BEGIN

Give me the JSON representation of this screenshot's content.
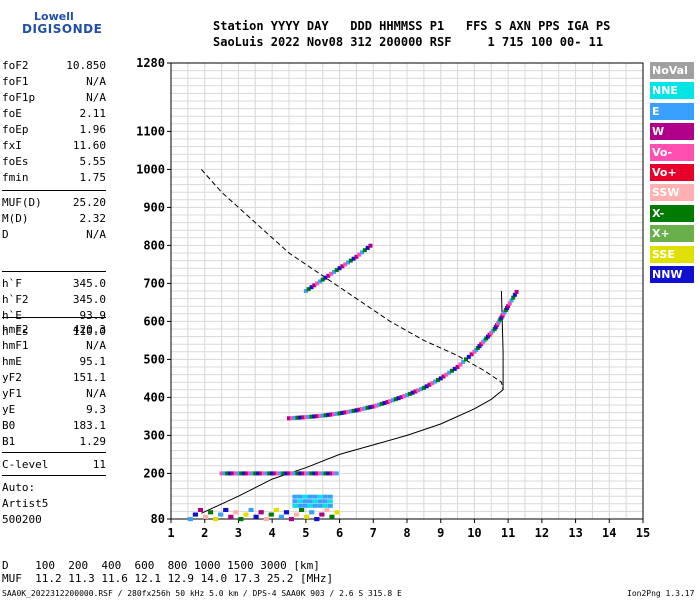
{
  "logo": {
    "line1": "Lowell",
    "line2": "DIGISONDE"
  },
  "header": {
    "line1": "Station YYYY DAY   DDD HHMMSS P1   FFS S AXN PPS IGA PS",
    "line2": "SaoLuis 2022 Nov08 312 200000 RSF     1 715 100 00- 11"
  },
  "params1": [
    {
      "key": "foF2",
      "val": "10.850"
    },
    {
      "key": "foF1",
      "val": "N/A"
    },
    {
      "key": "foF1p",
      "val": "N/A"
    },
    {
      "key": "foE",
      "val": "2.11"
    },
    {
      "key": "foEp",
      "val": "1.96"
    },
    {
      "key": "fxI",
      "val": "11.60"
    },
    {
      "key": "foEs",
      "val": "5.55"
    },
    {
      "key": "fmin",
      "val": "1.75"
    }
  ],
  "params2": [
    {
      "key": "MUF(D)",
      "val": "25.20"
    },
    {
      "key": "M(D)",
      "val": "2.32"
    },
    {
      "key": "D",
      "val": "N/A"
    }
  ],
  "params3": [
    {
      "key": "h`F",
      "val": "345.0"
    },
    {
      "key": "h`F2",
      "val": "345.0"
    },
    {
      "key": "h`E",
      "val": "93.9"
    },
    {
      "key": "h`Es",
      "val": "110.0"
    }
  ],
  "params4": [
    {
      "key": "hmF2",
      "val": "420.3"
    },
    {
      "key": "hmF1",
      "val": "N/A"
    },
    {
      "key": "hmE",
      "val": "95.1"
    },
    {
      "key": "yF2",
      "val": "151.1"
    },
    {
      "key": "yF1",
      "val": "N/A"
    },
    {
      "key": "yE",
      "val": "9.3"
    },
    {
      "key": "B0",
      "val": "183.1"
    },
    {
      "key": "B1",
      "val": "1.29"
    }
  ],
  "params5": [
    {
      "key": "C-level",
      "val": "11"
    }
  ],
  "auto": {
    "line1": "Auto:",
    "line2": "Artist5",
    "line3": "500200"
  },
  "legend": [
    {
      "label": "NoVal",
      "color": "#a0a0a0"
    },
    {
      "label": "NNE",
      "color": "#00e5e5"
    },
    {
      "label": "E",
      "color": "#3aa0ff"
    },
    {
      "label": "W",
      "color": "#b0008a"
    },
    {
      "label": "Vo-",
      "color": "#ff4fb0"
    },
    {
      "label": "Vo+",
      "color": "#e8002a"
    },
    {
      "label": "SSW",
      "color": "#ffb0b0"
    },
    {
      "label": "X-",
      "color": "#007a00"
    },
    {
      "label": "X+",
      "color": "#6ab04a"
    },
    {
      "label": "SSE",
      "color": "#e0e000"
    },
    {
      "label": "NNW",
      "color": "#1010d0"
    }
  ],
  "bottom": {
    "d_line": "D    100  200  400  600  800 1000 1500 3000 [km]",
    "muf_line": "MUF  11.2 11.3 11.6 12.1 12.9 14.0 17.3 25.2 [MHz]"
  },
  "footer": {
    "left": "SAA0K_2022312200000.RSF / 280fx256h 50 kHz 5.0 km / DPS-4 SAA0K 903 / 2.6 S 315.8 E",
    "right": "Ion2Png 1.3.17"
  },
  "chart_data": {
    "type": "scatter",
    "x_ticks": [
      "1",
      "2",
      "3",
      "4",
      "5",
      "6",
      "7",
      "8",
      "9",
      "10",
      "11",
      "12",
      "13",
      "14",
      "15"
    ],
    "y_ticks": [
      "80",
      "200",
      "300",
      "400",
      "500",
      "600",
      "700",
      "800",
      "900",
      "1000",
      "1100",
      "1280"
    ],
    "xlim": [
      1,
      15
    ],
    "ylim": [
      80,
      1280
    ],
    "grid": true,
    "series": [
      {
        "name": "O-trace",
        "color": "#b0008a",
        "x": [
          4.5,
          5.0,
          5.5,
          6.0,
          6.5,
          7.0,
          7.5,
          8.0,
          8.5,
          9.0,
          9.5,
          10.0,
          10.3,
          10.6,
          10.8,
          11.0,
          11.3
        ],
        "y": [
          345,
          348,
          352,
          358,
          366,
          376,
          390,
          406,
          425,
          450,
          480,
          520,
          550,
          580,
          610,
          640,
          685
        ]
      },
      {
        "name": "Es",
        "color": "#3aa0ff",
        "x": [
          2.5,
          3.0,
          3.5,
          4.0,
          4.5,
          5.0,
          5.5,
          6.0
        ],
        "y": [
          200,
          200,
          200,
          200,
          200,
          200,
          200,
          200
        ]
      },
      {
        "name": "multi-hop",
        "color": "#b0008a",
        "x": [
          5.0,
          5.5,
          6.0,
          6.5,
          7.0
        ],
        "y": [
          680,
          710,
          740,
          770,
          805
        ]
      }
    ],
    "profile_solid": {
      "x": [
        1.9,
        3,
        4,
        5,
        6,
        7,
        8,
        9,
        10,
        10.5,
        10.85,
        10.85,
        10.8
      ],
      "y": [
        95,
        140,
        185,
        215,
        250,
        275,
        300,
        330,
        370,
        395,
        420,
        520,
        680
      ]
    },
    "profile_dashed": {
      "x": [
        1.9,
        2.5,
        3.5,
        4.5,
        5.5,
        6.5,
        7.5,
        8.5,
        9.5,
        10.3,
        10.8,
        10.85
      ],
      "y": [
        1000,
        940,
        860,
        780,
        720,
        660,
        600,
        550,
        510,
        470,
        440,
        420
      ]
    }
  }
}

END

Goal of the exercise:
In the copy, include all records verbatim but no images.

Response to the exercise:
Give me the JSON representation of this screenshot's content.
{
  "logo": {
    "line1": "Lowell",
    "line2": "DIGISONDE"
  },
  "header": {
    "line1": "Station YYYY DAY   DDD HHMMSS P1   FFS S AXN PPS IGA PS",
    "line2": "SaoLuis 2022 Nov08 312 200000 RSF     1 715 100 00- 11"
  },
  "params1": [
    {
      "key": "foF2",
      "val": "10.850"
    },
    {
      "key": "foF1",
      "val": "N/A"
    },
    {
      "key": "foF1p",
      "val": "N/A"
    },
    {
      "key": "foE",
      "val": "2.11"
    },
    {
      "key": "foEp",
      "val": "1.96"
    },
    {
      "key": "fxI",
      "val": "11.60"
    },
    {
      "key": "foEs",
      "val": "5.55"
    },
    {
      "key": "fmin",
      "val": "1.75"
    }
  ],
  "params2": [
    {
      "key": "MUF(D)",
      "val": "25.20"
    },
    {
      "key": "M(D)",
      "val": "2.32"
    },
    {
      "key": "D",
      "val": "N/A"
    }
  ],
  "params3": [
    {
      "key": "h`F",
      "val": "345.0"
    },
    {
      "key": "h`F2",
      "val": "345.0"
    },
    {
      "key": "h`E",
      "val": "93.9"
    },
    {
      "key": "h`Es",
      "val": "110.0"
    }
  ],
  "params4": [
    {
      "key": "hmF2",
      "val": "420.3"
    },
    {
      "key": "hmF1",
      "val": "N/A"
    },
    {
      "key": "hmE",
      "val": "95.1"
    },
    {
      "key": "yF2",
      "val": "151.1"
    },
    {
      "key": "yF1",
      "val": "N/A"
    },
    {
      "key": "yE",
      "val": "9.3"
    },
    {
      "key": "B0",
      "val": "183.1"
    },
    {
      "key": "B1",
      "val": "1.29"
    }
  ],
  "params5": [
    {
      "key": "C-level",
      "val": "11"
    }
  ],
  "auto": {
    "line1": "Auto:",
    "line2": "Artist5",
    "line3": "500200"
  },
  "legend": [
    {
      "label": "NoVal",
      "color": "#a0a0a0"
    },
    {
      "label": "NNE",
      "color": "#00e5e5"
    },
    {
      "label": "E",
      "color": "#3aa0ff"
    },
    {
      "label": "W",
      "color": "#b0008a"
    },
    {
      "label": "Vo-",
      "color": "#ff4fb0"
    },
    {
      "label": "Vo+",
      "color": "#e8002a"
    },
    {
      "label": "SSW",
      "color": "#ffb0b0"
    },
    {
      "label": "X-",
      "color": "#007a00"
    },
    {
      "label": "X+",
      "color": "#6ab04a"
    },
    {
      "label": "SSE",
      "color": "#e0e000"
    },
    {
      "label": "NNW",
      "color": "#1010d0"
    }
  ],
  "bottom": {
    "d_line": "D    100  200  400  600  800 1000 1500 3000 [km]",
    "muf_line": "MUF  11.2 11.3 11.6 12.1 12.9 14.0 17.3 25.2 [MHz]"
  },
  "footer": {
    "left": "SAA0K_2022312200000.RSF / 280fx256h 50 kHz 5.0 km / DPS-4 SAA0K 903 / 2.6 S 315.8 E",
    "right": "Ion2Png 1.3.17"
  },
  "chart_data": {
    "type": "scatter",
    "x_ticks": [
      "1",
      "2",
      "3",
      "4",
      "5",
      "6",
      "7",
      "8",
      "9",
      "10",
      "11",
      "12",
      "13",
      "14",
      "15"
    ],
    "y_ticks": [
      "80",
      "200",
      "300",
      "400",
      "500",
      "600",
      "700",
      "800",
      "900",
      "1000",
      "1100",
      "1280"
    ],
    "xlim": [
      1,
      15
    ],
    "ylim": [
      80,
      1280
    ],
    "grid": true,
    "series": [
      {
        "name": "O-trace",
        "color": "#b0008a",
        "x": [
          4.5,
          5.0,
          5.5,
          6.0,
          6.5,
          7.0,
          7.5,
          8.0,
          8.5,
          9.0,
          9.5,
          10.0,
          10.3,
          10.6,
          10.8,
          11.0,
          11.3
        ],
        "y": [
          345,
          348,
          352,
          358,
          366,
          376,
          390,
          406,
          425,
          450,
          480,
          520,
          550,
          580,
          610,
          640,
          685
        ]
      },
      {
        "name": "Es",
        "color": "#3aa0ff",
        "x": [
          2.5,
          3.0,
          3.5,
          4.0,
          4.5,
          5.0,
          5.5,
          6.0
        ],
        "y": [
          200,
          200,
          200,
          200,
          200,
          200,
          200,
          200
        ]
      },
      {
        "name": "multi-hop",
        "color": "#b0008a",
        "x": [
          5.0,
          5.5,
          6.0,
          6.5,
          7.0
        ],
        "y": [
          680,
          710,
          740,
          770,
          805
        ]
      }
    ],
    "profile_solid": {
      "x": [
        1.9,
        3,
        4,
        5,
        6,
        7,
        8,
        9,
        10,
        10.5,
        10.85,
        10.85,
        10.8
      ],
      "y": [
        95,
        140,
        185,
        215,
        250,
        275,
        300,
        330,
        370,
        395,
        420,
        520,
        680
      ]
    },
    "profile_dashed": {
      "x": [
        1.9,
        2.5,
        3.5,
        4.5,
        5.5,
        6.5,
        7.5,
        8.5,
        9.5,
        10.3,
        10.8,
        10.85
      ],
      "y": [
        1000,
        940,
        860,
        780,
        720,
        660,
        600,
        550,
        510,
        470,
        440,
        420
      ]
    }
  }
}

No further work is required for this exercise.